--- EXCERPTED RECORDS ---
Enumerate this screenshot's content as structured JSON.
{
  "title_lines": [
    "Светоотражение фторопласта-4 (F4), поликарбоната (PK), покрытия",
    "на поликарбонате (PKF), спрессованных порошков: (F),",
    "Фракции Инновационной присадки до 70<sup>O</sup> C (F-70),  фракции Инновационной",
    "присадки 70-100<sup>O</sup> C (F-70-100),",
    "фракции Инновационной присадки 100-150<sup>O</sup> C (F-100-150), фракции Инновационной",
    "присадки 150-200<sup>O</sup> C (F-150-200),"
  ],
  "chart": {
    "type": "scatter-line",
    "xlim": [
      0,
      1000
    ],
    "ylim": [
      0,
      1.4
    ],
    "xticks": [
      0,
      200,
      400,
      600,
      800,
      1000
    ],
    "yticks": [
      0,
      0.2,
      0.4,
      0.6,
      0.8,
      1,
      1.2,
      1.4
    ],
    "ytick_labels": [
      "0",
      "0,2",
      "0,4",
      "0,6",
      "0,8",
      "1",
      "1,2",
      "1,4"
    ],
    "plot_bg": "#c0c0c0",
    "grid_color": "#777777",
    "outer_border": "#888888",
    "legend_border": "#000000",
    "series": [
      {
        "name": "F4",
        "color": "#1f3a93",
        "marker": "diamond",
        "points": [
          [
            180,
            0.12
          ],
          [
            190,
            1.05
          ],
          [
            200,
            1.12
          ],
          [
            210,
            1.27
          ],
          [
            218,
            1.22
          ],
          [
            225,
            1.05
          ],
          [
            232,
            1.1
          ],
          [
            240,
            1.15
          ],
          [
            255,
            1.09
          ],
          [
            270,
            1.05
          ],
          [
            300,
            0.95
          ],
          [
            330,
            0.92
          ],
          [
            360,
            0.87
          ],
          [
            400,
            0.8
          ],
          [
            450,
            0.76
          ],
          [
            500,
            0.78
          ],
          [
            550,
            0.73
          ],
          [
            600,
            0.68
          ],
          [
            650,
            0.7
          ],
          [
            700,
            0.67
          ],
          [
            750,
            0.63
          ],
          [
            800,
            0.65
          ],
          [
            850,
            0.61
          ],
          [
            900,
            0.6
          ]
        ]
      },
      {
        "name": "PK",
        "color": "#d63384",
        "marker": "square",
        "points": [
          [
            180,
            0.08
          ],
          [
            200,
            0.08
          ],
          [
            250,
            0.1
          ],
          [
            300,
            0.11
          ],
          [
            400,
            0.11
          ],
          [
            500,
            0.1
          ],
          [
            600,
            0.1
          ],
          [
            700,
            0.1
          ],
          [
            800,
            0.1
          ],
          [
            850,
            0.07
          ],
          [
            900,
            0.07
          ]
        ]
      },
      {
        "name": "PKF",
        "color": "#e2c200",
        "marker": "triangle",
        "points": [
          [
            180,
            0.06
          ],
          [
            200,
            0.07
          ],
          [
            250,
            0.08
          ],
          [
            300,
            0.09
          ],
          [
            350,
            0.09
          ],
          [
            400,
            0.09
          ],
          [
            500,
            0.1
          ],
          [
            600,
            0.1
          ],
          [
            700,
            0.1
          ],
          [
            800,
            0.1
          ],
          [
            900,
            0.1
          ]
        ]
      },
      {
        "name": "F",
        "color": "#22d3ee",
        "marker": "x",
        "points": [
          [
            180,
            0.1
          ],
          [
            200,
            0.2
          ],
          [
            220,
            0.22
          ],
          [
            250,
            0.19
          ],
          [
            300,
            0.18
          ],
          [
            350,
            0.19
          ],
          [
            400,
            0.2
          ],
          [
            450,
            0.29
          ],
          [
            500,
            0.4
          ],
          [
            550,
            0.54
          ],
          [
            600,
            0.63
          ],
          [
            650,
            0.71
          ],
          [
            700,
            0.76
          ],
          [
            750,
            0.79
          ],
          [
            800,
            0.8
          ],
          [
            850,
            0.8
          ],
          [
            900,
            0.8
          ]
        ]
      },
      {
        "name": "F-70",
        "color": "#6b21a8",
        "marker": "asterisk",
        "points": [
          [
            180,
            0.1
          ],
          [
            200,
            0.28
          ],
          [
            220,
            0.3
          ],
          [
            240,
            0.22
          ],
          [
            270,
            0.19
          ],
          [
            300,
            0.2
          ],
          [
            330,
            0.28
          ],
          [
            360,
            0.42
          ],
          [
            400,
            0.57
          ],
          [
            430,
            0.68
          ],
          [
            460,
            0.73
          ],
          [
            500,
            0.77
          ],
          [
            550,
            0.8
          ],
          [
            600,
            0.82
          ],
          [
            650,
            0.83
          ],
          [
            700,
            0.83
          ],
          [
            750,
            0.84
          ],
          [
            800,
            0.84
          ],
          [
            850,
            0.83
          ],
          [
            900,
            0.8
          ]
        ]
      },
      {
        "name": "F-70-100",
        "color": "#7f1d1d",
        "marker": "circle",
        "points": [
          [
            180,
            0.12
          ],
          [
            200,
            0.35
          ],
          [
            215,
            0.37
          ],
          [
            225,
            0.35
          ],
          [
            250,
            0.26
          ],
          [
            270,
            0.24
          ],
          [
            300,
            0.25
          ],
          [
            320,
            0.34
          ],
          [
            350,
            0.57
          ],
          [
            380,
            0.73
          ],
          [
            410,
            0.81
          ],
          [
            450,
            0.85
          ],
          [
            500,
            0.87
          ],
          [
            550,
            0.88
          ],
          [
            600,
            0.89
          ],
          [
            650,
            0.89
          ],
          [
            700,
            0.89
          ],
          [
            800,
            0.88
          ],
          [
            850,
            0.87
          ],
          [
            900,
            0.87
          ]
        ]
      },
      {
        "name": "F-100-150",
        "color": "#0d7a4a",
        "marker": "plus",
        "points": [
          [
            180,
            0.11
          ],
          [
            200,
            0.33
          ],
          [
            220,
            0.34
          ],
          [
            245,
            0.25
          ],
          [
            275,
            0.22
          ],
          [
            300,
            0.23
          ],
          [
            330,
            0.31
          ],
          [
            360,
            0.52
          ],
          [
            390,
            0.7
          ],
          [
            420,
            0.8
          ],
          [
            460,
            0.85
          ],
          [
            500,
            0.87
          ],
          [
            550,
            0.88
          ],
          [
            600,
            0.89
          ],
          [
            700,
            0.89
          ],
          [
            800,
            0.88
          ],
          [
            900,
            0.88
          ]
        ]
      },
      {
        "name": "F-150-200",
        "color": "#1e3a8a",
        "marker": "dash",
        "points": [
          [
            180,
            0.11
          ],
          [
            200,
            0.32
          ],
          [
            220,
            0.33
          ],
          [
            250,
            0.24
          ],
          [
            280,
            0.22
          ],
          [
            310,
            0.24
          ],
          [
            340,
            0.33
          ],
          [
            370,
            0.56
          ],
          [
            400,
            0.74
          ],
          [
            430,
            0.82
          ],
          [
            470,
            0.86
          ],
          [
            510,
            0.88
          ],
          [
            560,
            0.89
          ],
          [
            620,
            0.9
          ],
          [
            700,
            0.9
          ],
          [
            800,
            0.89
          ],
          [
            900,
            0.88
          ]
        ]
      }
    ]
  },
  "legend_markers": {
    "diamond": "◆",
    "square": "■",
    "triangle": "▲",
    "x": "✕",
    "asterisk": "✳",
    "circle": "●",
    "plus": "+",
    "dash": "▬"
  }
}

--- JOB ---
Everything in the listing above should be restated exactly.

--- ANSWER TO THE EXERCISE ---
Enumerate this screenshot's content as structured JSON.
{
  "title_lines": [
    "Светоотражение фторопласта-4 (F4), поликарбоната (PK), покрытия",
    "на поликарбонате (PKF), спрессованных порошков: (F),",
    "Фракции Инновационной присадки до 70<sup>O</sup> C (F-70),  фракции Инновационной",
    "присадки 70-100<sup>O</sup> C (F-70-100),",
    "фракции Инновационной присадки 100-150<sup>O</sup> C (F-100-150), фракции Инновационной",
    "присадки 150-200<sup>O</sup> C (F-150-200),"
  ],
  "chart": {
    "type": "scatter-line",
    "xlim": [
      0,
      1000
    ],
    "ylim": [
      0,
      1.4
    ],
    "xticks": [
      0,
      200,
      400,
      600,
      800,
      1000
    ],
    "yticks": [
      0,
      0.2,
      0.4,
      0.6,
      0.8,
      1,
      1.2,
      1.4
    ],
    "ytick_labels": [
      "0",
      "0,2",
      "0,4",
      "0,6",
      "0,8",
      "1",
      "1,2",
      "1,4"
    ],
    "plot_bg": "#c0c0c0",
    "grid_color": "#777777",
    "outer_border": "#888888",
    "legend_border": "#000000",
    "series": [
      {
        "name": "F4",
        "color": "#1f3a93",
        "marker": "diamond",
        "points": [
          [
            180,
            0.12
          ],
          [
            190,
            1.05
          ],
          [
            200,
            1.12
          ],
          [
            210,
            1.27
          ],
          [
            218,
            1.22
          ],
          [
            225,
            1.05
          ],
          [
            232,
            1.1
          ],
          [
            240,
            1.15
          ],
          [
            255,
            1.09
          ],
          [
            270,
            1.05
          ],
          [
            300,
            0.95
          ],
          [
            330,
            0.92
          ],
          [
            360,
            0.87
          ],
          [
            400,
            0.8
          ],
          [
            450,
            0.76
          ],
          [
            500,
            0.78
          ],
          [
            550,
            0.73
          ],
          [
            600,
            0.68
          ],
          [
            650,
            0.7
          ],
          [
            700,
            0.67
          ],
          [
            750,
            0.63
          ],
          [
            800,
            0.65
          ],
          [
            850,
            0.61
          ],
          [
            900,
            0.6
          ]
        ]
      },
      {
        "name": "PK",
        "color": "#d63384",
        "marker": "square",
        "points": [
          [
            180,
            0.08
          ],
          [
            200,
            0.08
          ],
          [
            250,
            0.1
          ],
          [
            300,
            0.11
          ],
          [
            400,
            0.11
          ],
          [
            500,
            0.1
          ],
          [
            600,
            0.1
          ],
          [
            700,
            0.1
          ],
          [
            800,
            0.1
          ],
          [
            850,
            0.07
          ],
          [
            900,
            0.07
          ]
        ]
      },
      {
        "name": "PKF",
        "color": "#e2c200",
        "marker": "triangle",
        "points": [
          [
            180,
            0.06
          ],
          [
            200,
            0.07
          ],
          [
            250,
            0.08
          ],
          [
            300,
            0.09
          ],
          [
            350,
            0.09
          ],
          [
            400,
            0.09
          ],
          [
            500,
            0.1
          ],
          [
            600,
            0.1
          ],
          [
            700,
            0.1
          ],
          [
            800,
            0.1
          ],
          [
            900,
            0.1
          ]
        ]
      },
      {
        "name": "F",
        "color": "#22d3ee",
        "marker": "x",
        "points": [
          [
            180,
            0.1
          ],
          [
            200,
            0.2
          ],
          [
            220,
            0.22
          ],
          [
            250,
            0.19
          ],
          [
            300,
            0.18
          ],
          [
            350,
            0.19
          ],
          [
            400,
            0.2
          ],
          [
            450,
            0.29
          ],
          [
            500,
            0.4
          ],
          [
            550,
            0.54
          ],
          [
            600,
            0.63
          ],
          [
            650,
            0.71
          ],
          [
            700,
            0.76
          ],
          [
            750,
            0.79
          ],
          [
            800,
            0.8
          ],
          [
            850,
            0.8
          ],
          [
            900,
            0.8
          ]
        ]
      },
      {
        "name": "F-70",
        "color": "#6b21a8",
        "marker": "asterisk",
        "points": [
          [
            180,
            0.1
          ],
          [
            200,
            0.28
          ],
          [
            220,
            0.3
          ],
          [
            240,
            0.22
          ],
          [
            270,
            0.19
          ],
          [
            300,
            0.2
          ],
          [
            330,
            0.28
          ],
          [
            360,
            0.42
          ],
          [
            400,
            0.57
          ],
          [
            430,
            0.68
          ],
          [
            460,
            0.73
          ],
          [
            500,
            0.77
          ],
          [
            550,
            0.8
          ],
          [
            600,
            0.82
          ],
          [
            650,
            0.83
          ],
          [
            700,
            0.83
          ],
          [
            750,
            0.84
          ],
          [
            800,
            0.84
          ],
          [
            850,
            0.83
          ],
          [
            900,
            0.8
          ]
        ]
      },
      {
        "name": "F-70-100",
        "color": "#7f1d1d",
        "marker": "circle",
        "points": [
          [
            180,
            0.12
          ],
          [
            200,
            0.35
          ],
          [
            215,
            0.37
          ],
          [
            225,
            0.35
          ],
          [
            250,
            0.26
          ],
          [
            270,
            0.24
          ],
          [
            300,
            0.25
          ],
          [
            320,
            0.34
          ],
          [
            350,
            0.57
          ],
          [
            380,
            0.73
          ],
          [
            410,
            0.81
          ],
          [
            450,
            0.85
          ],
          [
            500,
            0.87
          ],
          [
            550,
            0.88
          ],
          [
            600,
            0.89
          ],
          [
            650,
            0.89
          ],
          [
            700,
            0.89
          ],
          [
            800,
            0.88
          ],
          [
            850,
            0.87
          ],
          [
            900,
            0.87
          ]
        ]
      },
      {
        "name": "F-100-150",
        "color": "#0d7a4a",
        "marker": "plus",
        "points": [
          [
            180,
            0.11
          ],
          [
            200,
            0.33
          ],
          [
            220,
            0.34
          ],
          [
            245,
            0.25
          ],
          [
            275,
            0.22
          ],
          [
            300,
            0.23
          ],
          [
            330,
            0.31
          ],
          [
            360,
            0.52
          ],
          [
            390,
            0.7
          ],
          [
            420,
            0.8
          ],
          [
            460,
            0.85
          ],
          [
            500,
            0.87
          ],
          [
            550,
            0.88
          ],
          [
            600,
            0.89
          ],
          [
            700,
            0.89
          ],
          [
            800,
            0.88
          ],
          [
            900,
            0.88
          ]
        ]
      },
      {
        "name": "F-150-200",
        "color": "#1e3a8a",
        "marker": "dash",
        "points": [
          [
            180,
            0.11
          ],
          [
            200,
            0.32
          ],
          [
            220,
            0.33
          ],
          [
            250,
            0.24
          ],
          [
            280,
            0.22
          ],
          [
            310,
            0.24
          ],
          [
            340,
            0.33
          ],
          [
            370,
            0.56
          ],
          [
            400,
            0.74
          ],
          [
            430,
            0.82
          ],
          [
            470,
            0.86
          ],
          [
            510,
            0.88
          ],
          [
            560,
            0.89
          ],
          [
            620,
            0.9
          ],
          [
            700,
            0.9
          ],
          [
            800,
            0.89
          ],
          [
            900,
            0.88
          ]
        ]
      }
    ]
  },
  "legend_markers": {
    "diamond": "◆",
    "square": "■",
    "triangle": "▲",
    "x": "✕",
    "asterisk": "✳",
    "circle": "●",
    "plus": "+",
    "dash": "▬"
  }
}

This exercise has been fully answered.